━━ Information supplied ━━

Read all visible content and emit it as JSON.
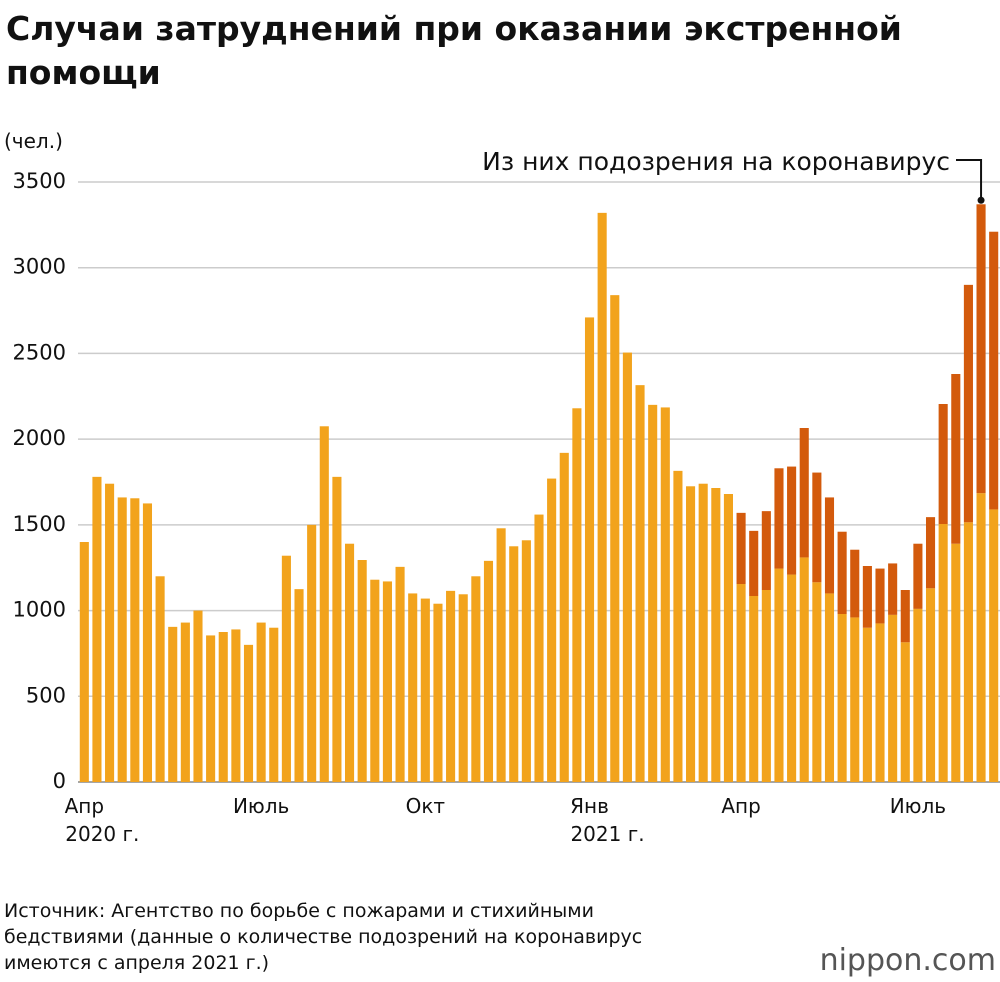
{
  "chart_data": {
    "type": "bar",
    "stacked": true,
    "title": [
      "Случаи затруднений при оказании экстренной",
      "помощи"
    ],
    "y_unit": "(чел.)",
    "annotation": "Из них подозрения на коронавирус",
    "source": [
      "Источник: Агентство по борьбе с пожарами и стихийными",
      "бедствиями (данные о количестве подозрений на коронавирус",
      "имеются с апреля 2021 г.)"
    ],
    "logo": "nippon.com",
    "categories": [
      "Апр",
      null,
      null,
      null,
      null,
      null,
      null,
      null,
      null,
      null,
      null,
      null,
      null,
      null,
      "Июль",
      null,
      null,
      null,
      null,
      null,
      null,
      null,
      null,
      null,
      null,
      null,
      null,
      "Окт",
      null,
      null,
      null,
      null,
      null,
      null,
      null,
      null,
      null,
      null,
      null,
      null,
      "Янв",
      null,
      null,
      null,
      null,
      null,
      null,
      null,
      null,
      null,
      null,
      null,
      "Апр",
      null,
      null,
      null,
      null,
      null,
      null,
      null,
      null,
      null,
      null,
      null,
      null,
      null,
      "Июль",
      null,
      null,
      null,
      null,
      null,
      null
    ],
    "years": [
      "2020 г.",
      null,
      null,
      null,
      null,
      null,
      null,
      null,
      null,
      null,
      null,
      null,
      null,
      null,
      null,
      null,
      null,
      null,
      null,
      null,
      null,
      null,
      null,
      null,
      null,
      null,
      null,
      null,
      null,
      null,
      null,
      null,
      null,
      null,
      null,
      null,
      null,
      null,
      null,
      null,
      "2021 г.",
      null,
      null,
      null,
      null,
      null,
      null,
      null,
      null,
      null,
      null,
      null,
      null,
      null,
      null,
      null,
      null,
      null,
      null,
      null,
      null,
      null,
      null,
      null,
      null,
      null,
      null,
      null,
      null,
      null,
      null,
      null,
      null
    ],
    "series": [
      {
        "color": "#f2a31c",
        "values": [
          1400,
          1780,
          1740,
          1660,
          1655,
          1625,
          1200,
          905,
          930,
          1000,
          855,
          875,
          890,
          800,
          930,
          900,
          1320,
          1125,
          1500,
          2075,
          1780,
          1390,
          1295,
          1180,
          1170,
          1255,
          1100,
          1070,
          1040,
          1115,
          1095,
          1200,
          1290,
          1480,
          1375,
          1410,
          1560,
          1770,
          1920,
          2180,
          2710,
          3320,
          2840,
          2505,
          2315,
          2200,
          2185,
          1815,
          1725,
          1740,
          1715,
          1680,
          1155,
          1085,
          1120,
          1245,
          1210,
          1310,
          1165,
          1100,
          980,
          960,
          900,
          925,
          975,
          815,
          1010,
          1130,
          1505,
          1390,
          1515,
          1685,
          1590
        ]
      },
      {
        "name": "Из них подозрения на коронавирус",
        "color": "#d35a0c",
        "values": [
          null,
          null,
          null,
          null,
          null,
          null,
          null,
          null,
          null,
          null,
          null,
          null,
          null,
          null,
          null,
          null,
          null,
          null,
          null,
          null,
          null,
          null,
          null,
          null,
          null,
          null,
          null,
          null,
          null,
          null,
          null,
          null,
          null,
          null,
          null,
          null,
          null,
          null,
          null,
          null,
          null,
          null,
          null,
          null,
          null,
          null,
          null,
          null,
          null,
          null,
          null,
          null,
          415,
          380,
          460,
          585,
          630,
          755,
          640,
          560,
          480,
          395,
          360,
          320,
          300,
          305,
          380,
          415,
          700,
          990,
          1385,
          1685,
          1620
        ]
      }
    ],
    "ylim": [
      0,
      3500
    ],
    "yticks": [
      0,
      500,
      1000,
      1500,
      2000,
      2500,
      3000,
      3500
    ],
    "grid": true
  }
}
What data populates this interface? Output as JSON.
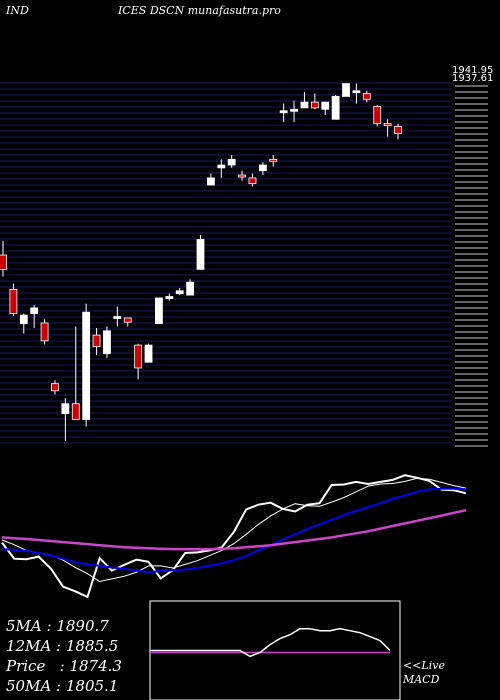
{
  "header": {
    "left": "IND",
    "right": "ICES DSCN munafasutra.pro"
  },
  "price_panel": {
    "top_labels": [
      "1941.95",
      "1937.61"
    ]
  },
  "stats": [
    {
      "label": "5MA : 1890.7"
    },
    {
      "label": "12MA : 1885.5"
    },
    {
      "label": "Price   : 1874.3"
    },
    {
      "label": "50MA : 1805.1"
    }
  ],
  "macd": {
    "line1": "<<Live",
    "line2": "MACD"
  },
  "colors": {
    "bg": "#000000",
    "grid": "#1a1a66",
    "up": "#ffffff",
    "down": "#cc0000",
    "ma_blue": "#0000ee",
    "ma_magenta": "#cc44cc",
    "ma_white": "#ffffff"
  },
  "chart_data": {
    "type": "candlestick",
    "candles": [
      {
        "o": 1700,
        "h": 1720,
        "l": 1670,
        "c": 1680
      },
      {
        "o": 1652,
        "h": 1660,
        "l": 1615,
        "c": 1618
      },
      {
        "o": 1604,
        "h": 1618,
        "l": 1590,
        "c": 1616
      },
      {
        "o": 1618,
        "h": 1630,
        "l": 1598,
        "c": 1626
      },
      {
        "o": 1605,
        "h": 1610,
        "l": 1575,
        "c": 1580
      },
      {
        "o": 1520,
        "h": 1525,
        "l": 1505,
        "c": 1510
      },
      {
        "o": 1478,
        "h": 1500,
        "l": 1440,
        "c": 1492
      },
      {
        "o": 1492,
        "h": 1600,
        "l": 1470,
        "c": 1470
      },
      {
        "o": 1470,
        "h": 1632,
        "l": 1460,
        "c": 1620
      },
      {
        "o": 1588,
        "h": 1598,
        "l": 1560,
        "c": 1572
      },
      {
        "o": 1562,
        "h": 1600,
        "l": 1556,
        "c": 1594
      },
      {
        "o": 1612,
        "h": 1628,
        "l": 1600,
        "c": 1614
      },
      {
        "o": 1612,
        "h": 1610,
        "l": 1600,
        "c": 1606
      },
      {
        "o": 1574,
        "h": 1576,
        "l": 1526,
        "c": 1542
      },
      {
        "o": 1550,
        "h": 1576,
        "l": 1550,
        "c": 1574
      },
      {
        "o": 1604,
        "h": 1640,
        "l": 1604,
        "c": 1640
      },
      {
        "o": 1640,
        "h": 1646,
        "l": 1636,
        "c": 1642
      },
      {
        "o": 1646,
        "h": 1654,
        "l": 1644,
        "c": 1650
      },
      {
        "o": 1644,
        "h": 1666,
        "l": 1644,
        "c": 1662
      },
      {
        "o": 1680,
        "h": 1728,
        "l": 1680,
        "c": 1722
      },
      {
        "o": 1798,
        "h": 1814,
        "l": 1798,
        "c": 1808
      },
      {
        "o": 1822,
        "h": 1834,
        "l": 1808,
        "c": 1826
      },
      {
        "o": 1826,
        "h": 1840,
        "l": 1822,
        "c": 1834
      },
      {
        "o": 1812,
        "h": 1818,
        "l": 1804,
        "c": 1810
      },
      {
        "o": 1808,
        "h": 1814,
        "l": 1796,
        "c": 1800
      },
      {
        "o": 1818,
        "h": 1830,
        "l": 1812,
        "c": 1826
      },
      {
        "o": 1834,
        "h": 1840,
        "l": 1824,
        "c": 1832
      },
      {
        "o": 1900,
        "h": 1912,
        "l": 1886,
        "c": 1902
      },
      {
        "o": 1902,
        "h": 1916,
        "l": 1886,
        "c": 1904
      },
      {
        "o": 1906,
        "h": 1928,
        "l": 1906,
        "c": 1914
      },
      {
        "o": 1914,
        "h": 1926,
        "l": 1904,
        "c": 1906
      },
      {
        "o": 1904,
        "h": 1914,
        "l": 1896,
        "c": 1914
      },
      {
        "o": 1890,
        "h": 1924,
        "l": 1890,
        "c": 1922
      },
      {
        "o": 1922,
        "h": 1940,
        "l": 1922,
        "c": 1940
      },
      {
        "o": 1930,
        "h": 1940,
        "l": 1912,
        "c": 1930
      },
      {
        "o": 1926,
        "h": 1930,
        "l": 1914,
        "c": 1918
      },
      {
        "o": 1908,
        "h": 1910,
        "l": 1880,
        "c": 1884
      },
      {
        "o": 1884,
        "h": 1890,
        "l": 1866,
        "c": 1882
      },
      {
        "o": 1880,
        "h": 1884,
        "l": 1862,
        "c": 1870
      }
    ],
    "ma_lines": [
      {
        "name": "5MA",
        "values": [
          1690,
          1672,
          1650,
          1640,
          1632,
          1612,
          1584,
          1560,
          1530,
          1540,
          1550,
          1565,
          1590,
          1590,
          1582,
          1596,
          1610,
          1630,
          1650,
          1676,
          1712,
          1750,
          1782,
          1810,
          1830,
          1822,
          1820,
          1836,
          1854,
          1876,
          1898,
          1906,
          1908,
          1916,
          1928,
          1924,
          1912,
          1900,
          1890
        ]
      },
      {
        "name": "12MA",
        "values": [
          1655,
          1652,
          1648,
          1640,
          1630,
          1618,
          1604,
          1596,
          1590,
          1584,
          1578,
          1572,
          1566,
          1570,
          1574,
          1576,
          1582,
          1590,
          1600,
          1612,
          1628,
          1650,
          1670,
          1692,
          1712,
          1732,
          1750,
          1768,
          1786,
          1802,
          1816,
          1832,
          1848,
          1862,
          1876,
          1886,
          1888,
          1888,
          1886
        ]
      },
      {
        "name": "50MA",
        "values": [
          1700,
          1697,
          1694,
          1690,
          1686,
          1682,
          1678,
          1674,
          1670,
          1666,
          1662,
          1660,
          1658,
          1656,
          1655,
          1654,
          1654,
          1655,
          1656,
          1658,
          1662,
          1666,
          1670,
          1676,
          1682,
          1688,
          1694,
          1700,
          1708,
          1716,
          1724,
          1734,
          1744,
          1754,
          1764,
          1774,
          1784,
          1795,
          1805
        ]
      }
    ],
    "macd_lines": [
      {
        "name": "macd",
        "values": [
          0.35,
          0.3,
          0.22,
          0.12,
          0.04,
          -0.06,
          -0.16,
          -0.28,
          -0.34,
          -0.28,
          -0.2,
          -0.14,
          -0.2,
          -0.24,
          -0.16,
          -0.08,
          0.0,
          0.08,
          0.16,
          0.24,
          0.34,
          0.42,
          0.48,
          0.52,
          0.56,
          0.6,
          0.64,
          0.68,
          0.72,
          0.76,
          0.8,
          0.84,
          0.86,
          0.88,
          0.86,
          0.82,
          0.78,
          0.75,
          0.72
        ]
      }
    ],
    "macd_signal_lines": [
      {
        "name": "signal",
        "values": [
          0.3,
          0.28,
          0.25,
          0.2,
          0.14,
          0.08,
          0.0,
          -0.08,
          -0.14,
          -0.16,
          -0.16,
          -0.15,
          -0.16,
          -0.18,
          -0.16,
          -0.12,
          -0.08,
          -0.02,
          0.04,
          0.1,
          0.18,
          0.26,
          0.33,
          0.39,
          0.45,
          0.5,
          0.55,
          0.6,
          0.64,
          0.68,
          0.72,
          0.76,
          0.79,
          0.82,
          0.83,
          0.83,
          0.81,
          0.79,
          0.76
        ]
      }
    ],
    "live_macd": {
      "values": [
        0.5,
        0.5,
        0.5,
        0.5,
        0.5,
        0.5,
        0.5,
        0.5,
        0.5,
        0.5,
        0.44,
        0.48,
        0.56,
        0.62,
        0.66,
        0.72,
        0.72,
        0.7,
        0.7,
        0.72,
        0.7,
        0.68,
        0.64,
        0.6,
        0.5
      ],
      "signal": [
        0.5,
        0.5,
        0.5,
        0.5,
        0.5,
        0.5,
        0.5,
        0.5,
        0.5,
        0.5,
        0.5,
        0.5,
        0.5,
        0.5,
        0.5,
        0.5,
        0.5,
        0.5,
        0.5,
        0.5,
        0.5,
        0.5,
        0.5,
        0.5,
        0.5
      ]
    }
  }
}
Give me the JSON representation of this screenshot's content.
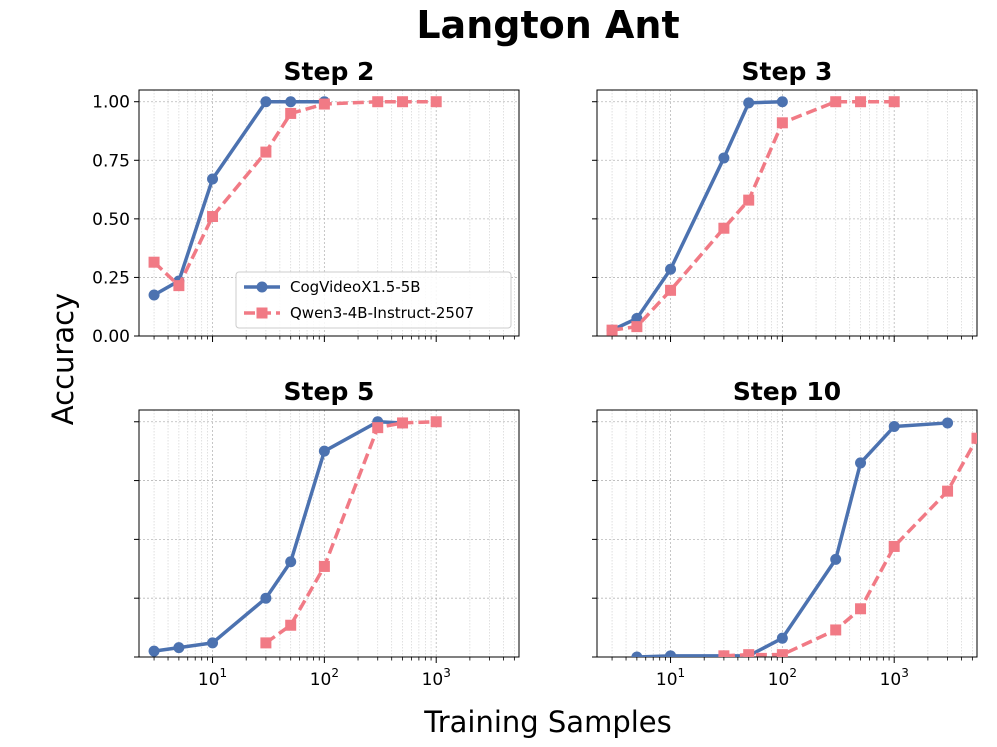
{
  "title": "Langton Ant",
  "xlabel": "Training Samples",
  "ylabel": "Accuracy",
  "colors": {
    "cog": "#4c72b0",
    "qwen": "#f17a85"
  },
  "chart_data": [
    {
      "type": "line",
      "title": "Step 2",
      "xscale": "log",
      "xlim": [
        2.2,
        5500
      ],
      "ylim": [
        0,
        1.05
      ],
      "yticks": [
        "0.00",
        "0.25",
        "0.50",
        "0.75",
        "1.00"
      ],
      "xticks": [
        "10^1",
        "10^2",
        "10^3"
      ],
      "grid": true,
      "legend": "lower-right",
      "series": [
        {
          "name": "CogVideoX1.5-5B",
          "style": "solid",
          "marker": "circle",
          "x": [
            3,
            5,
            10,
            30,
            50,
            100
          ],
          "y": [
            0.175,
            0.235,
            0.67,
            1.0,
            1.0,
            1.0
          ]
        },
        {
          "name": "Qwen3-4B-Instruct-2507",
          "style": "dashed",
          "marker": "square",
          "x": [
            3,
            5,
            10,
            30,
            50,
            100,
            300,
            500,
            1000
          ],
          "y": [
            0.315,
            0.215,
            0.51,
            0.785,
            0.95,
            0.99,
            1.0,
            1.0,
            1.0
          ]
        }
      ]
    },
    {
      "type": "line",
      "title": "Step 3",
      "xscale": "log",
      "xlim": [
        2.2,
        5500
      ],
      "ylim": [
        0,
        1.05
      ],
      "grid": true,
      "series": [
        {
          "name": "CogVideoX1.5-5B",
          "style": "solid",
          "marker": "circle",
          "x": [
            3,
            5,
            10,
            30,
            50,
            100
          ],
          "y": [
            0.025,
            0.075,
            0.285,
            0.76,
            0.995,
            1.0
          ]
        },
        {
          "name": "Qwen3-4B-Instruct-2507",
          "style": "dashed",
          "marker": "square",
          "x": [
            3,
            5,
            10,
            30,
            50,
            100,
            300,
            500,
            1000
          ],
          "y": [
            0.025,
            0.04,
            0.195,
            0.46,
            0.58,
            0.91,
            1.0,
            1.0,
            1.0
          ]
        }
      ]
    },
    {
      "type": "line",
      "title": "Step 5",
      "xscale": "log",
      "xlim": [
        2.2,
        5500
      ],
      "ylim": [
        0,
        1.05
      ],
      "grid": true,
      "series": [
        {
          "name": "CogVideoX1.5-5B",
          "style": "solid",
          "marker": "circle",
          "x": [
            3,
            5,
            10,
            30,
            50,
            100,
            300,
            500
          ],
          "y": [
            0.025,
            0.04,
            0.06,
            0.25,
            0.405,
            0.875,
            1.0,
            0.995
          ]
        },
        {
          "name": "Qwen3-4B-Instruct-2507",
          "style": "dashed",
          "marker": "square",
          "x": [
            30,
            50,
            100,
            300,
            500,
            1000
          ],
          "y": [
            0.06,
            0.135,
            0.385,
            0.975,
            0.995,
            1.0
          ]
        }
      ]
    },
    {
      "type": "line",
      "title": "Step 10",
      "xscale": "log",
      "xlim": [
        2.2,
        5500
      ],
      "ylim": [
        0,
        1.05
      ],
      "grid": true,
      "series": [
        {
          "name": "CogVideoX1.5-5B",
          "style": "solid",
          "marker": "circle",
          "x": [
            5,
            10,
            30,
            50,
            100,
            300,
            500,
            1000,
            3000
          ],
          "y": [
            0.0,
            0.005,
            0.005,
            0.005,
            0.08,
            0.415,
            0.825,
            0.98,
            0.995
          ]
        },
        {
          "name": "Qwen3-4B-Instruct-2507",
          "style": "dashed",
          "marker": "square",
          "x": [
            30,
            50,
            100,
            300,
            500,
            1000,
            3000,
            5500
          ],
          "y": [
            0.005,
            0.01,
            0.01,
            0.115,
            0.205,
            0.47,
            0.705,
            0.93
          ]
        }
      ]
    }
  ]
}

━━━

● Your instructions: Using the listing above, gather each line that holds the string "подозрения" and copy it.

● Result of this task:
    "annotation": "Из них подозрения на коронавирус",
        "name": "Из них подозрения на коронавирус",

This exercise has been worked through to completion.